_Exercise aim_. Transcribe the material in full. Nothing should differ except that the pictures are left out.

_Material to process_.

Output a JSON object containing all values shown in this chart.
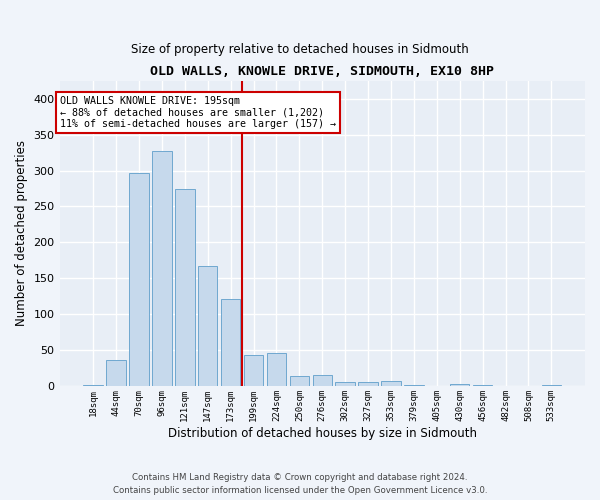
{
  "title": "OLD WALLS, KNOWLE DRIVE, SIDMOUTH, EX10 8HP",
  "subtitle": "Size of property relative to detached houses in Sidmouth",
  "xlabel": "Distribution of detached houses by size in Sidmouth",
  "ylabel": "Number of detached properties",
  "bar_labels": [
    "18sqm",
    "44sqm",
    "70sqm",
    "96sqm",
    "121sqm",
    "147sqm",
    "173sqm",
    "199sqm",
    "224sqm",
    "250sqm",
    "276sqm",
    "302sqm",
    "327sqm",
    "353sqm",
    "379sqm",
    "405sqm",
    "430sqm",
    "456sqm",
    "482sqm",
    "508sqm",
    "533sqm"
  ],
  "bar_values": [
    2,
    37,
    297,
    327,
    275,
    167,
    121,
    44,
    46,
    15,
    16,
    6,
    6,
    8,
    2,
    1,
    3,
    2,
    1,
    0,
    2
  ],
  "bar_color": "#c6d9ec",
  "bar_edge_color": "#6fa8d0",
  "vline_bin_index": 7,
  "vline_color": "#cc0000",
  "annotation_title": "OLD WALLS KNOWLE DRIVE: 195sqm",
  "annotation_line1": "← 88% of detached houses are smaller (1,202)",
  "annotation_line2": "11% of semi-detached houses are larger (157) →",
  "annotation_box_facecolor": "#ffffff",
  "annotation_box_edgecolor": "#cc0000",
  "background_color": "#e8eef6",
  "grid_color": "#ffffff",
  "fig_facecolor": "#f0f4fa",
  "ylim": [
    0,
    425
  ],
  "yticks": [
    0,
    50,
    100,
    150,
    200,
    250,
    300,
    350,
    400
  ],
  "footer_line1": "Contains HM Land Registry data © Crown copyright and database right 2024.",
  "footer_line2": "Contains public sector information licensed under the Open Government Licence v3.0."
}
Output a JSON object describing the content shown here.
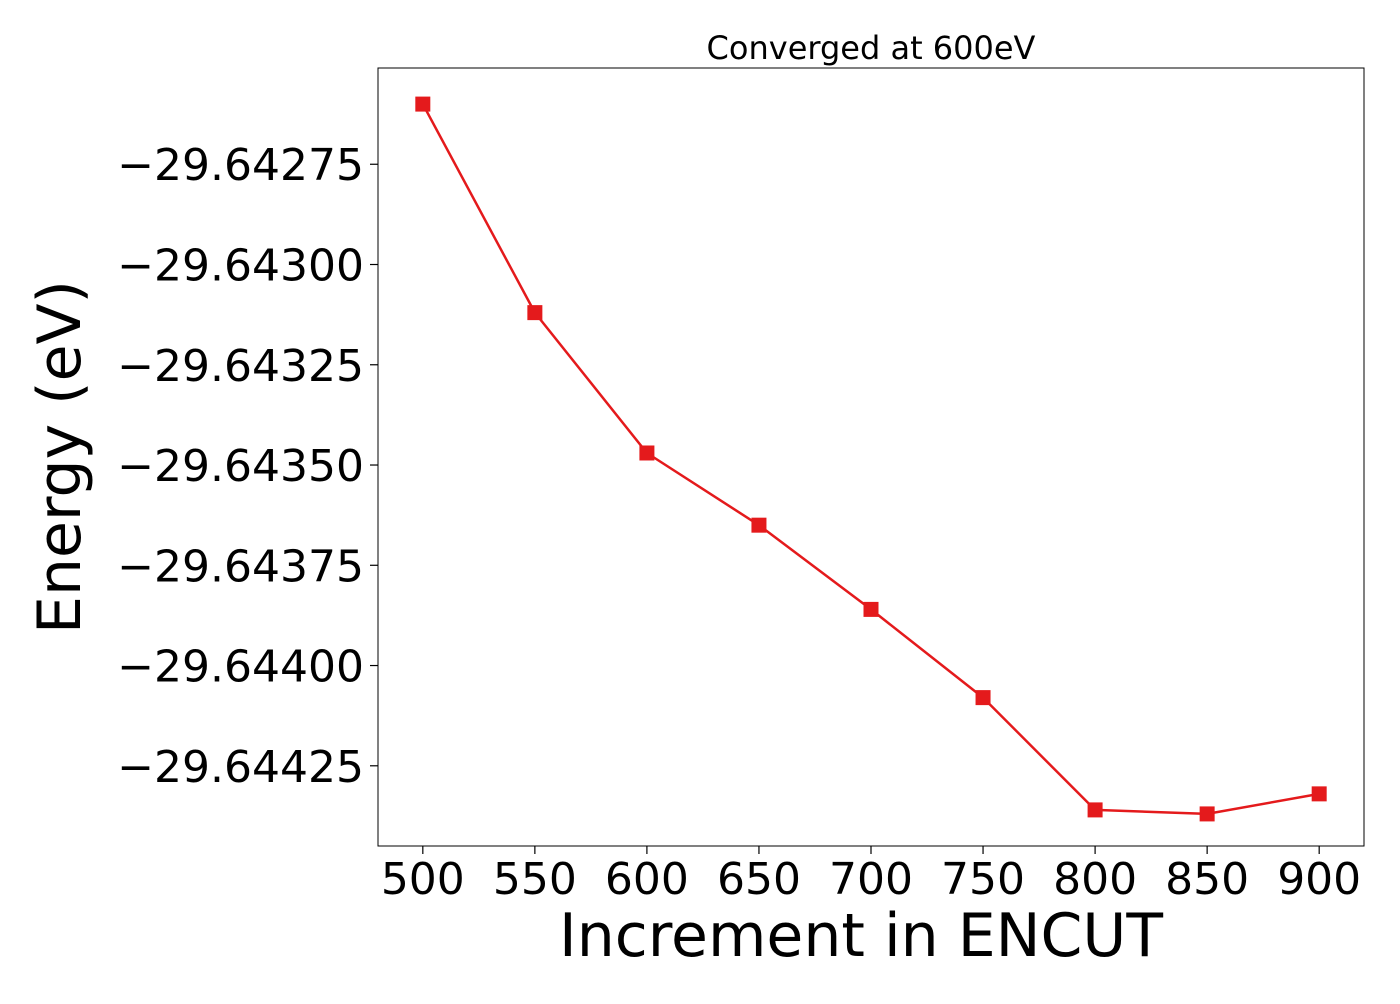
{
  "chart_data": {
    "type": "line",
    "title": "Converged at 600eV",
    "xlabel": "Increment in ENCUT",
    "ylabel": "Energy (eV)",
    "x": [
      500,
      550,
      600,
      650,
      700,
      750,
      800,
      850,
      900
    ],
    "series": [
      {
        "values": [
          -29.6426,
          -29.64312,
          -29.64347,
          -29.64365,
          -29.64386,
          -29.64408,
          -29.64436,
          -29.64437,
          -29.64432
        ],
        "color": "#e41a1c",
        "marker": "square"
      }
    ],
    "xticks": [
      500,
      550,
      600,
      650,
      700,
      750,
      800,
      850,
      900
    ],
    "xtick_labels": [
      "500",
      "550",
      "600",
      "650",
      "700",
      "750",
      "800",
      "850",
      "900"
    ],
    "yticks": [
      -29.64275,
      -29.643,
      -29.64325,
      -29.6435,
      -29.64375,
      -29.644,
      -29.64425
    ],
    "ytick_labels": [
      "−29.64275",
      "−29.64300",
      "−29.64325",
      "−29.64350",
      "−29.64375",
      "−29.64400",
      "−29.64425"
    ],
    "xlim": [
      480,
      920
    ],
    "ylim": [
      -29.64445,
      -29.64251
    ],
    "grid": false,
    "legend": false
  }
}
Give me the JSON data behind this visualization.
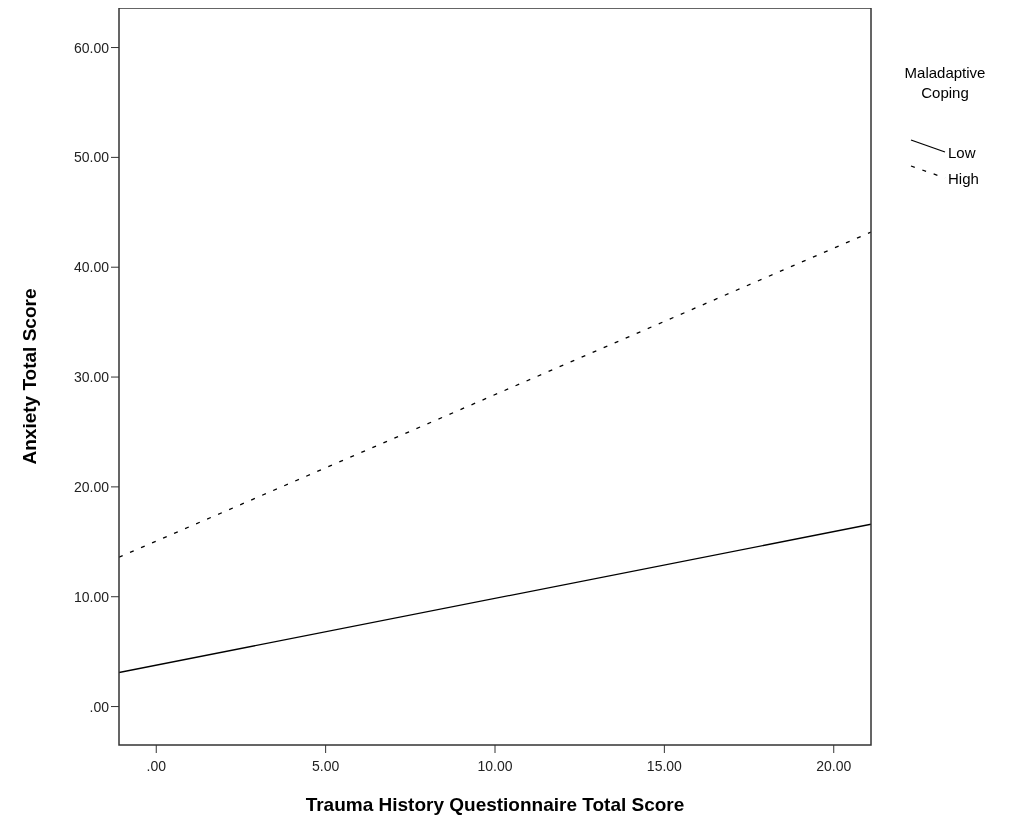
{
  "chart_data": {
    "type": "line",
    "xlabel": "Trauma History Questionnaire Total Score",
    "ylabel": "Anxiety Total Score",
    "legend_title": "Maladaptive Coping",
    "legend": "right",
    "x": [
      -1.1,
      21.1
    ],
    "series": [
      {
        "name": "Low",
        "color": "#000000",
        "values": [
          3.1,
          16.6
        ],
        "line_style": "solid"
      },
      {
        "name": "High",
        "color": "#000000",
        "values": [
          13.6,
          43.2
        ],
        "line_style": "dashed"
      }
    ],
    "xlim": [
      -1.1,
      21.1
    ],
    "ylim": [
      -3.5,
      63.6
    ],
    "xticks": [
      {
        "value": 0,
        "label": ".00"
      },
      {
        "value": 5,
        "label": "5.00"
      },
      {
        "value": 10,
        "label": "10.00"
      },
      {
        "value": 15,
        "label": "15.00"
      },
      {
        "value": 20,
        "label": "20.00"
      }
    ],
    "yticks": [
      {
        "value": 0,
        "label": ".00"
      },
      {
        "value": 10,
        "label": "10.00"
      },
      {
        "value": 20,
        "label": "20.00"
      },
      {
        "value": 30,
        "label": "30.00"
      },
      {
        "value": 40,
        "label": "40.00"
      },
      {
        "value": 50,
        "label": "50.00"
      },
      {
        "value": 60,
        "label": "60.00"
      }
    ],
    "grid": false
  }
}
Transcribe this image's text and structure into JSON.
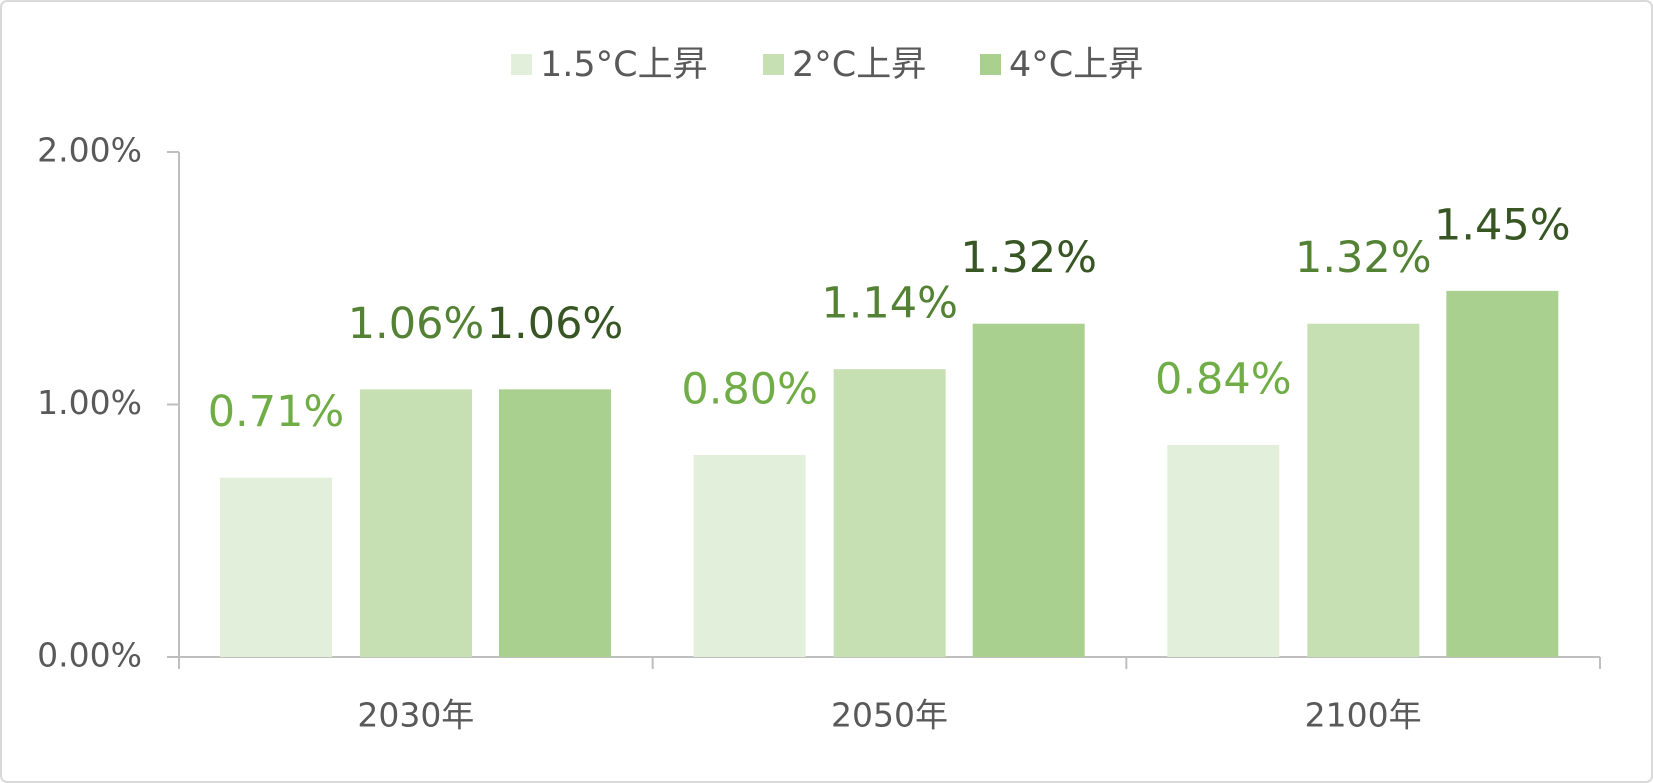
{
  "chart_data": {
    "type": "bar",
    "categories": [
      "2030年",
      "2050年",
      "2100年"
    ],
    "series": [
      {
        "name": "1.5°C上昇",
        "color": "#e2efda",
        "label_color": "#70ad47",
        "values": [
          0.71,
          0.8,
          0.84
        ],
        "value_labels": [
          "0.71%",
          "0.80%",
          "0.84%"
        ]
      },
      {
        "name": "2°C上昇",
        "color": "#c6e0b4",
        "label_color": "#548235",
        "values": [
          1.06,
          1.14,
          1.32
        ],
        "value_labels": [
          "1.06%",
          "1.14%",
          "1.32%"
        ]
      },
      {
        "name": "4°C上昇",
        "color": "#a9d08e",
        "label_color": "#375623",
        "values": [
          1.06,
          1.32,
          1.45
        ],
        "value_labels": [
          "1.06%",
          "1.32%",
          "1.45%"
        ]
      }
    ],
    "ylim": [
      0,
      2
    ],
    "yticks": [
      {
        "value": 0,
        "label": "0.00%"
      },
      {
        "value": 1,
        "label": "1.00%"
      },
      {
        "value": 2,
        "label": "2.00%"
      }
    ],
    "legend": "top",
    "grid": false
  }
}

_Full solution_.
Output a JSON object containing all values shown in this chart.
{
  "title": "OLD WALLS, KNOWLE DRIVE, SIDMOUTH, EX10 8HP",
  "subtitle": "Size of property relative to detached houses in Sidmouth",
  "xlabel": "Distribution of detached houses by size in Sidmouth",
  "ylabel": "Number of detached properties",
  "bar_labels": [
    "18sqm",
    "44sqm",
    "70sqm",
    "96sqm",
    "121sqm",
    "147sqm",
    "173sqm",
    "199sqm",
    "224sqm",
    "250sqm",
    "276sqm",
    "302sqm",
    "327sqm",
    "353sqm",
    "379sqm",
    "405sqm",
    "430sqm",
    "456sqm",
    "482sqm",
    "508sqm",
    "533sqm"
  ],
  "bar_values": [
    2,
    37,
    297,
    327,
    275,
    167,
    121,
    44,
    46,
    15,
    16,
    6,
    6,
    8,
    2,
    1,
    3,
    2,
    1,
    0,
    2
  ],
  "bar_color": "#c6d9ec",
  "bar_edge_color": "#6fa8d0",
  "vline_bin_index": 7,
  "vline_color": "#cc0000",
  "annotation_title": "OLD WALLS KNOWLE DRIVE: 195sqm",
  "annotation_line1": "← 88% of detached houses are smaller (1,202)",
  "annotation_line2": "11% of semi-detached houses are larger (157) →",
  "annotation_box_facecolor": "#ffffff",
  "annotation_box_edgecolor": "#cc0000",
  "background_color": "#e8eef6",
  "grid_color": "#ffffff",
  "fig_facecolor": "#f0f4fa",
  "ylim": [
    0,
    425
  ],
  "yticks": [
    0,
    50,
    100,
    150,
    200,
    250,
    300,
    350,
    400
  ],
  "footer_line1": "Contains HM Land Registry data © Crown copyright and database right 2024.",
  "footer_line2": "Contains public sector information licensed under the Open Government Licence v3.0."
}
Output a JSON object describing the content shown here.
{
  "chart_data": {
    "type": "line",
    "title": "Converged at 600eV",
    "xlabel": "Increment in ENCUT",
    "ylabel": "Energy (eV)",
    "x": [
      500,
      550,
      600,
      650,
      700,
      750,
      800,
      850,
      900
    ],
    "series": [
      {
        "values": [
          -29.6426,
          -29.64312,
          -29.64347,
          -29.64365,
          -29.64386,
          -29.64408,
          -29.64436,
          -29.64437,
          -29.64432
        ],
        "color": "#e41a1c",
        "marker": "square"
      }
    ],
    "xticks": [
      500,
      550,
      600,
      650,
      700,
      750,
      800,
      850,
      900
    ],
    "xtick_labels": [
      "500",
      "550",
      "600",
      "650",
      "700",
      "750",
      "800",
      "850",
      "900"
    ],
    "yticks": [
      -29.64275,
      -29.643,
      -29.64325,
      -29.6435,
      -29.64375,
      -29.644,
      -29.64425
    ],
    "ytick_labels": [
      "−29.64275",
      "−29.64300",
      "−29.64325",
      "−29.64350",
      "−29.64375",
      "−29.64400",
      "−29.64425"
    ],
    "xlim": [
      480,
      920
    ],
    "ylim": [
      -29.64445,
      -29.64251
    ],
    "grid": false,
    "legend": false
  }
}
Give me the JSON data behind this visualization.
{
  "chart_data": {
    "type": "line",
    "xlabel": "Trauma History Questionnaire Total Score",
    "ylabel": "Anxiety Total Score",
    "legend_title": "Maladaptive Coping",
    "legend": "right",
    "x": [
      -1.1,
      21.1
    ],
    "series": [
      {
        "name": "Low",
        "color": "#000000",
        "values": [
          3.1,
          16.6
        ],
        "line_style": "solid"
      },
      {
        "name": "High",
        "color": "#000000",
        "values": [
          13.6,
          43.2
        ],
        "line_style": "dashed"
      }
    ],
    "xlim": [
      -1.1,
      21.1
    ],
    "ylim": [
      -3.5,
      63.6
    ],
    "xticks": [
      {
        "value": 0,
        "label": ".00"
      },
      {
        "value": 5,
        "label": "5.00"
      },
      {
        "value": 10,
        "label": "10.00"
      },
      {
        "value": 15,
        "label": "15.00"
      },
      {
        "value": 20,
        "label": "20.00"
      }
    ],
    "yticks": [
      {
        "value": 0,
        "label": ".00"
      },
      {
        "value": 10,
        "label": "10.00"
      },
      {
        "value": 20,
        "label": "20.00"
      },
      {
        "value": 30,
        "label": "30.00"
      },
      {
        "value": 40,
        "label": "40.00"
      },
      {
        "value": 50,
        "label": "50.00"
      },
      {
        "value": 60,
        "label": "60.00"
      }
    ],
    "grid": false
  }
}
Transcribe this image's text and structure into JSON.
{
  "chart_data": {
    "type": "bar",
    "categories": [
      "2030年",
      "2050年",
      "2100年"
    ],
    "series": [
      {
        "name": "1.5°C上昇",
        "color": "#e2efda",
        "label_color": "#70ad47",
        "values": [
          0.71,
          0.8,
          0.84
        ],
        "value_labels": [
          "0.71%",
          "0.80%",
          "0.84%"
        ]
      },
      {
        "name": "2°C上昇",
        "color": "#c6e0b4",
        "label_color": "#548235",
        "values": [
          1.06,
          1.14,
          1.32
        ],
        "value_labels": [
          "1.06%",
          "1.14%",
          "1.32%"
        ]
      },
      {
        "name": "4°C上昇",
        "color": "#a9d08e",
        "label_color": "#375623",
        "values": [
          1.06,
          1.32,
          1.45
        ],
        "value_labels": [
          "1.06%",
          "1.32%",
          "1.45%"
        ]
      }
    ],
    "ylim": [
      0,
      2
    ],
    "yticks": [
      {
        "value": 0,
        "label": "0.00%"
      },
      {
        "value": 1,
        "label": "1.00%"
      },
      {
        "value": 2,
        "label": "2.00%"
      }
    ],
    "legend": "top",
    "grid": false
  }
}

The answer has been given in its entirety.